▶ [YOUR GOAL] Leave out the pictures; transcribe all else exactly.

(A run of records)
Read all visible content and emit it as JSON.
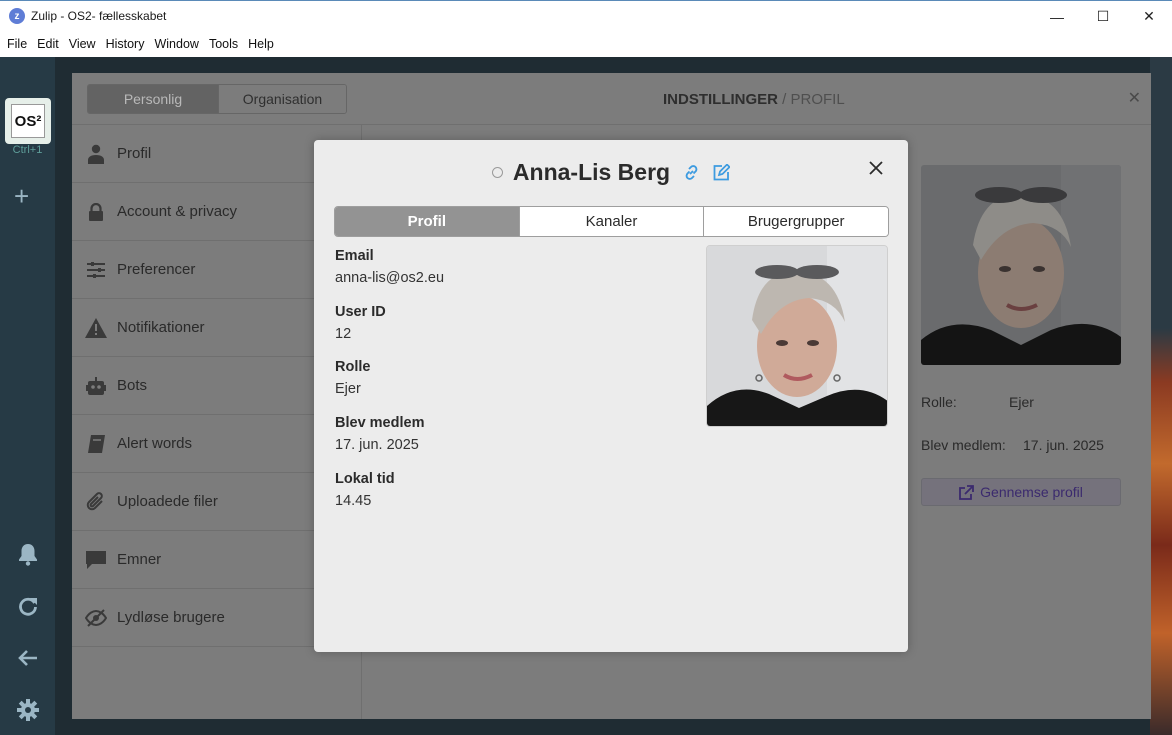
{
  "window": {
    "title": "Zulip - OS2- fællesskabet",
    "controls": {
      "minimize": "—",
      "maximize": "☐",
      "close": "✕"
    }
  },
  "menubar": [
    "File",
    "Edit",
    "View",
    "History",
    "Window",
    "Tools",
    "Help"
  ],
  "leftstrip": {
    "org_logo_text": "OS²",
    "shortcut": "Ctrl+1",
    "add_label": "+"
  },
  "settings": {
    "tabs": {
      "personal": "Personlig",
      "organization": "Organisation"
    },
    "heading_main": "INDSTILLINGER",
    "heading_sep": " / ",
    "heading_sub": "PROFIL",
    "nav": [
      {
        "label": "Profil",
        "icon": "user-icon"
      },
      {
        "label": "Account & privacy",
        "icon": "lock-icon"
      },
      {
        "label": "Preferencer",
        "icon": "sliders-icon"
      },
      {
        "label": "Notifikationer",
        "icon": "warning-icon"
      },
      {
        "label": "Bots",
        "icon": "robot-icon"
      },
      {
        "label": "Alert words",
        "icon": "book-icon"
      },
      {
        "label": "Uploadede filer",
        "icon": "paperclip-icon"
      },
      {
        "label": "Emner",
        "icon": "message-icon"
      },
      {
        "label": "Lydløse brugere",
        "icon": "eye-slash-icon"
      }
    ],
    "preview": {
      "role_label": "Rolle:",
      "role_value": "Ejer",
      "joined_label": "Blev medlem:",
      "joined_value": "17. jun. 2025",
      "view_profile": "Gennemse profil"
    }
  },
  "modal": {
    "name": "Anna-Lis Berg",
    "tabs": [
      "Profil",
      "Kanaler",
      "Brugergrupper"
    ],
    "active_tab": "Profil",
    "fields": [
      {
        "label": "Email",
        "value": "anna-lis@os2.eu"
      },
      {
        "label": "User ID",
        "value": "12"
      },
      {
        "label": "Rolle",
        "value": "Ejer"
      },
      {
        "label": "Blev medlem",
        "value": "17. jun. 2025"
      },
      {
        "label": "Lokal tid",
        "value": "14.45"
      }
    ]
  },
  "colors": {
    "link_icon": "#3d9be0",
    "modal_bg": "#ececec",
    "active_tab": "#939393",
    "left_strip": "#263a45"
  }
}
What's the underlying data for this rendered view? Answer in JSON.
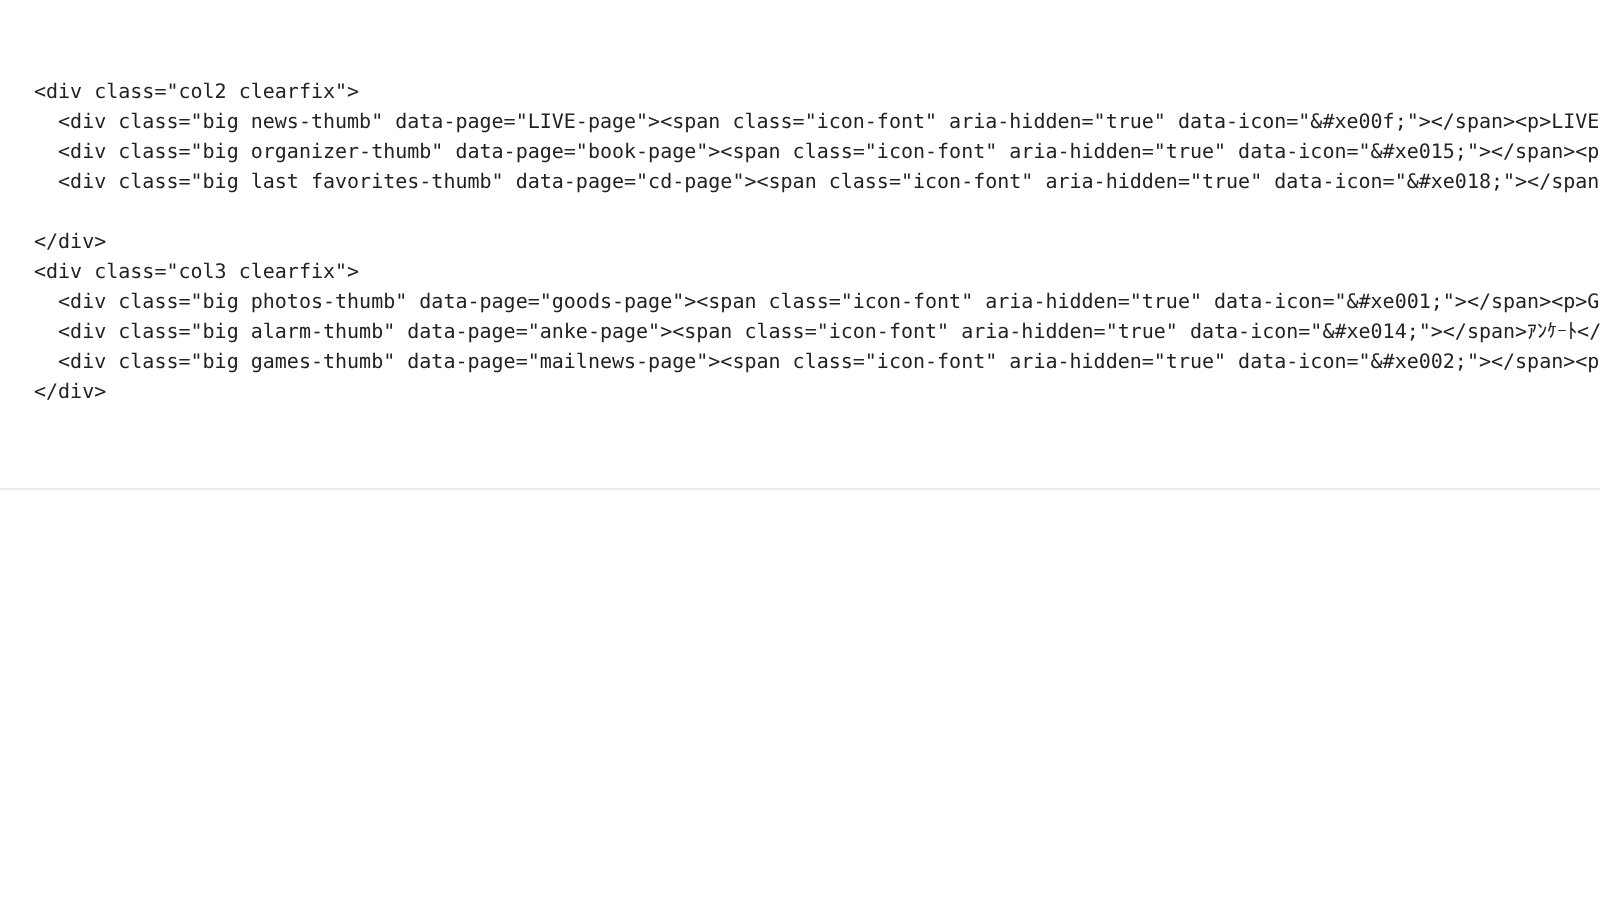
{
  "code_block": {
    "lines": [
      {
        "kind": "code",
        "text": "<div class=\"col2 clearfix\">"
      },
      {
        "kind": "code",
        "text": "  <div class=\"big news-thumb\" data-page=\"LIVE-page\"><span class=\"icon-font\" aria-hidden=\"true\" data-icon=\"&#xe00f;\"></span><p>LIVE"
      },
      {
        "kind": "code",
        "text": "  <div class=\"big organizer-thumb\" data-page=\"book-page\"><span class=\"icon-font\" aria-hidden=\"true\" data-icon=\"&#xe015;\"></span><p"
      },
      {
        "kind": "code",
        "text": "  <div class=\"big last favorites-thumb\" data-page=\"cd-page\"><span class=\"icon-font\" aria-hidden=\"true\" data-icon=\"&#xe018;\"></span"
      },
      {
        "kind": "blank"
      },
      {
        "kind": "code",
        "text": "</div>"
      },
      {
        "kind": "code",
        "text": "<div class=\"col3 clearfix\">"
      },
      {
        "kind": "code",
        "text": "  <div class=\"big photos-thumb\" data-page=\"goods-page\"><span class=\"icon-font\" aria-hidden=\"true\" data-icon=\"&#xe001;\"></span><p>G"
      },
      {
        "kind": "code",
        "text": "  <div class=\"big alarm-thumb\" data-page=\"anke-page\"><span class=\"icon-font\" aria-hidden=\"true\" data-icon=\"&#xe014;\"></span>ｱﾝｹｰﾄ</"
      },
      {
        "kind": "code",
        "text": "  <div class=\"big games-thumb\" data-page=\"mailnews-page\"><span class=\"icon-font\" aria-hidden=\"true\" data-icon=\"&#xe002;\"></span><p"
      },
      {
        "kind": "code",
        "text": "</div>"
      }
    ]
  }
}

▶ [EXERCISE RESPONSE]
Read all visible content and emit it as JSON.
{
  "window": {
    "title": "Zulip - OS2- fællesskabet",
    "controls": {
      "minimize": "—",
      "maximize": "☐",
      "close": "✕"
    }
  },
  "menubar": [
    "File",
    "Edit",
    "View",
    "History",
    "Window",
    "Tools",
    "Help"
  ],
  "leftstrip": {
    "org_logo_text": "OS²",
    "shortcut": "Ctrl+1",
    "add_label": "+"
  },
  "settings": {
    "tabs": {
      "personal": "Personlig",
      "organization": "Organisation"
    },
    "heading_main": "INDSTILLINGER",
    "heading_sep": " / ",
    "heading_sub": "PROFIL",
    "nav": [
      {
        "label": "Profil",
        "icon": "user-icon"
      },
      {
        "label": "Account & privacy",
        "icon": "lock-icon"
      },
      {
        "label": "Preferencer",
        "icon": "sliders-icon"
      },
      {
        "label": "Notifikationer",
        "icon": "warning-icon"
      },
      {
        "label": "Bots",
        "icon": "robot-icon"
      },
      {
        "label": "Alert words",
        "icon": "book-icon"
      },
      {
        "label": "Uploadede filer",
        "icon": "paperclip-icon"
      },
      {
        "label": "Emner",
        "icon": "message-icon"
      },
      {
        "label": "Lydløse brugere",
        "icon": "eye-slash-icon"
      }
    ],
    "preview": {
      "role_label": "Rolle:",
      "role_value": "Ejer",
      "joined_label": "Blev medlem:",
      "joined_value": "17. jun. 2025",
      "view_profile": "Gennemse profil"
    }
  },
  "modal": {
    "name": "Anna-Lis Berg",
    "tabs": [
      "Profil",
      "Kanaler",
      "Brugergrupper"
    ],
    "active_tab": "Profil",
    "fields": [
      {
        "label": "Email",
        "value": "anna-lis@os2.eu"
      },
      {
        "label": "User ID",
        "value": "12"
      },
      {
        "label": "Rolle",
        "value": "Ejer"
      },
      {
        "label": "Blev medlem",
        "value": "17. jun. 2025"
      },
      {
        "label": "Lokal tid",
        "value": "14.45"
      }
    ]
  },
  "colors": {
    "link_icon": "#3d9be0",
    "modal_bg": "#ececec",
    "active_tab": "#939393",
    "left_strip": "#263a45"
  }
}
What's the underlying data for this rendered view? Answer in JSON.
{
  "code_block": {
    "lines": [
      {
        "kind": "code",
        "text": "<div class=\"col2 clearfix\">"
      },
      {
        "kind": "code",
        "text": "  <div class=\"big news-thumb\" data-page=\"LIVE-page\"><span class=\"icon-font\" aria-hidden=\"true\" data-icon=\"&#xe00f;\"></span><p>LIVE"
      },
      {
        "kind": "code",
        "text": "  <div class=\"big organizer-thumb\" data-page=\"book-page\"><span class=\"icon-font\" aria-hidden=\"true\" data-icon=\"&#xe015;\"></span><p"
      },
      {
        "kind": "code",
        "text": "  <div class=\"big last favorites-thumb\" data-page=\"cd-page\"><span class=\"icon-font\" aria-hidden=\"true\" data-icon=\"&#xe018;\"></span"
      },
      {
        "kind": "blank"
      },
      {
        "kind": "code",
        "text": "</div>"
      },
      {
        "kind": "code",
        "text": "<div class=\"col3 clearfix\">"
      },
      {
        "kind": "code",
        "text": "  <div class=\"big photos-thumb\" data-page=\"goods-page\"><span class=\"icon-font\" aria-hidden=\"true\" data-icon=\"&#xe001;\"></span><p>G"
      },
      {
        "kind": "code",
        "text": "  <div class=\"big alarm-thumb\" data-page=\"anke-page\"><span class=\"icon-font\" aria-hidden=\"true\" data-icon=\"&#xe014;\"></span>ｱﾝｹｰﾄ</"
      },
      {
        "kind": "code",
        "text": "  <div class=\"big games-thumb\" data-page=\"mailnews-page\"><span class=\"icon-font\" aria-hidden=\"true\" data-icon=\"&#xe002;\"></span><p"
      },
      {
        "kind": "code",
        "text": "</div>"
      }
    ]
  }
}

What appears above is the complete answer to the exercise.